### À faire:
Recopiez mot pour mot le passage du texte sur la psychiatrie de secteur qui va de « Plus rien ne » jusqu'à « gênant voire discutable. » inclus.

### Texte à lire:
Nous observons aujourd’hui, avec la perte de cette transmission, que le socle théorico-clinique, qui mettait la notion de « sujet » et d'inconscient au centre de la relation de soin, est jeté aux oubliettes du scientisme.

Plus rien ne s'oppose à ce qu’un nouveau paradigme apparaisse. Nous assistons à l’éclosion d’un monopole d’expertise selon les seules visions biologico-organicistes ou comportementales, présentées comme des innovations contemporaines, avec pour corollaire le résultat comme preuve absolue. Ce qui, en matière de sciences de l’humain, est éthiquement gênant voire discutable.

Ces nouvelles approches sont beaucoup portées par des entreprises privées qui n’intègrent pas l’organisation mise en place depuis les années 1960, où l’offre de soin est pensée en secteur géographique assurant justement la continuité des soins de ces patients atypiques. Ce qui a été désigné comme « la psychiatrie de secteur »

Extraits de la circulaire du 14 mars 1990, qui définit le secteur psychiatrique. Elle fait suite à celle de 1960.

« Le secteur psychiatrique constitue pour la psychiatrie publique le mode d'organisation privilégié permettant aux établissements hospitaliers publics et privés participant au service public de mettre à la disposition d'une population résidant sur une aire géographique donnée une gamme de prestations diversifiées de prévention, de diagnostic, de soins et de réinsertion, notamment dans le cadre des équipements et services définis par l'arrêté du 14 mars 1986, au sein desquels le centre médico-psychologique assure une fonction de pivot.

L'équipe pluridisciplinaire placée sous l'autorité d'un psychiatre hospitalier constitue, dans chaque secteur, la base de cette organisation. Elle doit garantir aux malades la continuité, la complémentarité et la coordination des prestations et prises en charge nécessaires dans et  hors de l'hôpital. Cette équipe et l'ensemble des moyens matériels, immobiliers et mobiliers dont elle dispose quel que soit le lieu dans le secteur constitue le plateau technique de psychiatrie de secteur »

Dans le contexte actuel de restructuration générale, les patients sont de plus en plus en rupture de soins, livrés à leur souffrance ; les soignants désorientés, troublés de ne plus reconnaître ni leurs lieux de soins, ni leurs « outils théoriques » à penser le soin, ni les valeurs de service public qui fondaient leur profession.

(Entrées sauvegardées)
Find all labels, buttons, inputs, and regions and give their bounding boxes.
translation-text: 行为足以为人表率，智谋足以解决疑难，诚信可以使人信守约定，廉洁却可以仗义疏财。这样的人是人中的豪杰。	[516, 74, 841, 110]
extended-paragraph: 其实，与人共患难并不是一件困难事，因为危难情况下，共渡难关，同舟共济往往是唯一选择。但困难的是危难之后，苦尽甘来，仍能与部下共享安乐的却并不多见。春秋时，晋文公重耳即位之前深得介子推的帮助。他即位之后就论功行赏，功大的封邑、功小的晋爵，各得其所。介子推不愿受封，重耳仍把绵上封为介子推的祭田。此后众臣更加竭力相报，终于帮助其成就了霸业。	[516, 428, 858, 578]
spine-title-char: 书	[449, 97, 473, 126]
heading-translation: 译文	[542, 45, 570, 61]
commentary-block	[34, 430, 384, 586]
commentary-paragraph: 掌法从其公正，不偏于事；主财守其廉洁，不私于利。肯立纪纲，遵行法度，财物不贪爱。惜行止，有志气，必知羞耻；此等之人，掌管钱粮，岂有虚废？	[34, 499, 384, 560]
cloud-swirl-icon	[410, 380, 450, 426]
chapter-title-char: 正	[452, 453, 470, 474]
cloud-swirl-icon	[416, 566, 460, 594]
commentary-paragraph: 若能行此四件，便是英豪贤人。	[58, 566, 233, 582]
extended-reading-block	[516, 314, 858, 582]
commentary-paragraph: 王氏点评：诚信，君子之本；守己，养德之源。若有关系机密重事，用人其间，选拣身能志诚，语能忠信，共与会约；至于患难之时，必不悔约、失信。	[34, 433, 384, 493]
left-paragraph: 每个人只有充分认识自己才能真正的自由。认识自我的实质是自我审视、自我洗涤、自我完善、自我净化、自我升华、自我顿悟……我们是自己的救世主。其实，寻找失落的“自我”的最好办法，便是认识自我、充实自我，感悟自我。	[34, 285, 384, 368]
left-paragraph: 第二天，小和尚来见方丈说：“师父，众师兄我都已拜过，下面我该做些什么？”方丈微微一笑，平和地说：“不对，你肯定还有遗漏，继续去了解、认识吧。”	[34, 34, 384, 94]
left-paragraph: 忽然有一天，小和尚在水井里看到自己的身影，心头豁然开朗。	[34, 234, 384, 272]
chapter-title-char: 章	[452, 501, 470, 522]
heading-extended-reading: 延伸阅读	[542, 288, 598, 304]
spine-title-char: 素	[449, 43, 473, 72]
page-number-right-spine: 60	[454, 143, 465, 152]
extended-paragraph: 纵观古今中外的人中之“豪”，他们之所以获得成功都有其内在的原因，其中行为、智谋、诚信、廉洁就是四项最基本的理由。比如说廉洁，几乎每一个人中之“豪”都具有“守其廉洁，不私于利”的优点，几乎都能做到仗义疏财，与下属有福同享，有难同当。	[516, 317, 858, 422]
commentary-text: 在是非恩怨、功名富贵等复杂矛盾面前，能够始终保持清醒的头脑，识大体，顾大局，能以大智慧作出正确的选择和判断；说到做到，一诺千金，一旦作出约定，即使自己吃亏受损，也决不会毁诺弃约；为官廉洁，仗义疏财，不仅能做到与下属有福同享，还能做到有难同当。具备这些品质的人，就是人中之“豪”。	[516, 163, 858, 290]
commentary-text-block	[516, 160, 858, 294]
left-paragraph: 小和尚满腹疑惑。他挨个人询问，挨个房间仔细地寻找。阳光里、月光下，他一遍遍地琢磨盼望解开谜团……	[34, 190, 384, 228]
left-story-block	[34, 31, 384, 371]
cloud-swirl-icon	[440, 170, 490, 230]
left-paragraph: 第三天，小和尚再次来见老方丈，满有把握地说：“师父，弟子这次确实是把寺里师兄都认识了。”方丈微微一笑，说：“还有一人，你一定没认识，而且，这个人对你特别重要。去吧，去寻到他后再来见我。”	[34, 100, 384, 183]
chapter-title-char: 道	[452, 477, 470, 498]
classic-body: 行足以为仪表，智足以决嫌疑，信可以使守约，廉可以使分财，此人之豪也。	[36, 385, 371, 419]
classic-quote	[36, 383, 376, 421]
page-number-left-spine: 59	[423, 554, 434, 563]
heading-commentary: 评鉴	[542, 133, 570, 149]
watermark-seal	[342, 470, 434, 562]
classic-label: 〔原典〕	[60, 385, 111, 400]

### Solution proposée:
Plus rien ne s'oppose à ce qu’un nouveau paradigme apparaisse. Nous assistons à l’éclosion d’un monopole d’expertise selon les seules visions biologico-organicistes ou comportementales, présentées comme des innovations contemporaines, avec pour corollaire le résultat comme preuve absolue. Ce qui, en matière de sciences de l’humain, est éthiquement gênant voire discutable.